-- Start of Task input --
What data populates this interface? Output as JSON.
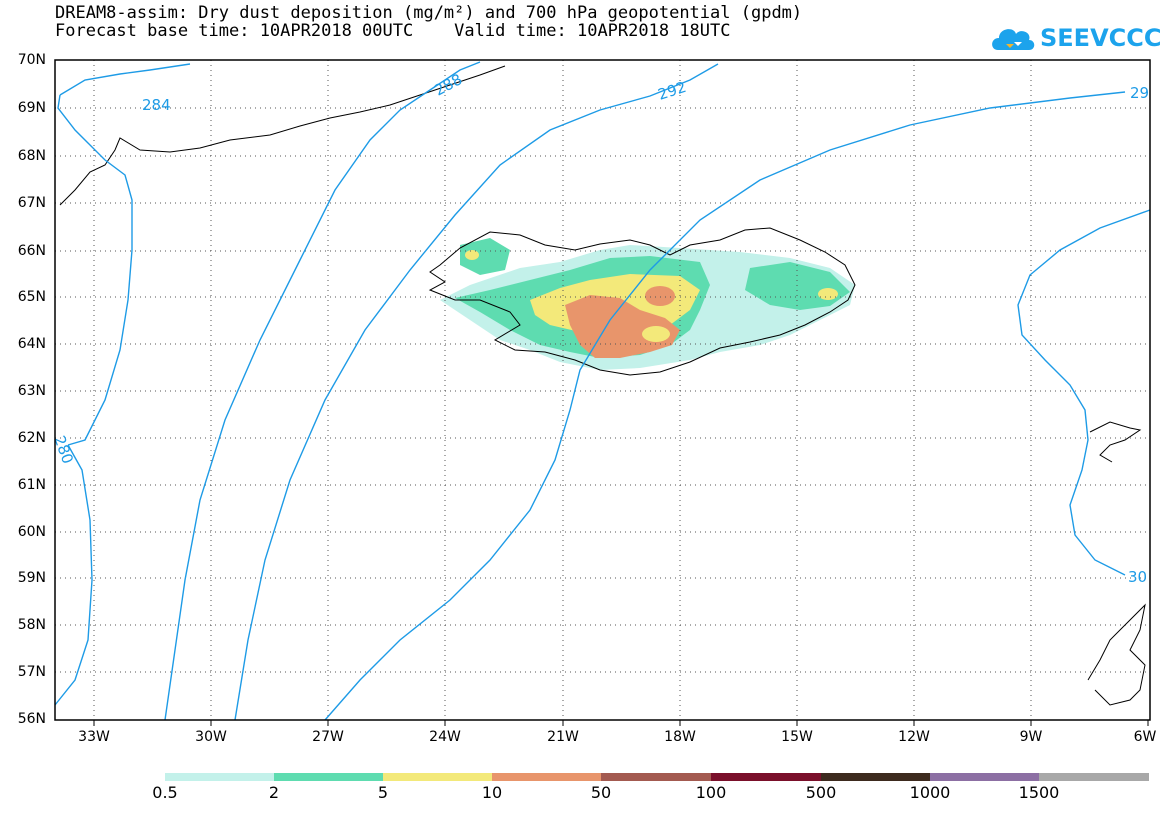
{
  "title": {
    "line1": "DREAM8-assim: Dry dust deposition (mg/m²) and 700 hPa geopotential (gpdm)",
    "line2": "Forecast base time: 10APR2018 00UTC    Valid time: 10APR2018 18UTC"
  },
  "logo": {
    "text": "SEEVCCC",
    "icon": "cloud-logo-icon",
    "color": "#1ca3ec"
  },
  "map": {
    "lat_labels": [
      "70N",
      "69N",
      "68N",
      "67N",
      "66N",
      "65N",
      "64N",
      "63N",
      "62N",
      "61N",
      "60N",
      "59N",
      "58N",
      "57N",
      "56N"
    ],
    "lon_labels": [
      "33W",
      "30W",
      "27W",
      "24W",
      "21W",
      "18W",
      "15W",
      "12W",
      "9W",
      "6W"
    ],
    "contour_labels": [
      "284",
      "288",
      "292",
      "29",
      "280",
      "30"
    ],
    "contour_color": "#1e9be6",
    "grid": "dotted"
  },
  "colorbar": {
    "labels": [
      "0.5",
      "2",
      "5",
      "10",
      "50",
      "100",
      "500",
      "1000",
      "1500"
    ],
    "colors": [
      "#c3f1ea",
      "#5edcb0",
      "#f3e97a",
      "#e8956b",
      "#a35a50",
      "#7a0f2a",
      "#3d2a1e",
      "#8c6fa3",
      "#a8a8a8"
    ]
  }
}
-- End of Task input --
What this task involves: Return to the listing above and set it down exactly, leaving out its pictures.

Output of the task:
What data populates this interface? Output as JSON.
{
  "title": {
    "line1": "DREAM8-assim: Dry dust deposition (mg/m²) and 700 hPa geopotential (gpdm)",
    "line2": "Forecast base time: 10APR2018 00UTC    Valid time: 10APR2018 18UTC"
  },
  "logo": {
    "text": "SEEVCCC",
    "icon": "cloud-logo-icon",
    "color": "#1ca3ec"
  },
  "map": {
    "lat_labels": [
      "70N",
      "69N",
      "68N",
      "67N",
      "66N",
      "65N",
      "64N",
      "63N",
      "62N",
      "61N",
      "60N",
      "59N",
      "58N",
      "57N",
      "56N"
    ],
    "lon_labels": [
      "33W",
      "30W",
      "27W",
      "24W",
      "21W",
      "18W",
      "15W",
      "12W",
      "9W",
      "6W"
    ],
    "contour_labels": [
      "284",
      "288",
      "292",
      "29",
      "280",
      "30"
    ],
    "contour_color": "#1e9be6",
    "grid": "dotted"
  },
  "colorbar": {
    "labels": [
      "0.5",
      "2",
      "5",
      "10",
      "50",
      "100",
      "500",
      "1000",
      "1500"
    ],
    "colors": [
      "#c3f1ea",
      "#5edcb0",
      "#f3e97a",
      "#e8956b",
      "#a35a50",
      "#7a0f2a",
      "#3d2a1e",
      "#8c6fa3",
      "#a8a8a8"
    ]
  }
}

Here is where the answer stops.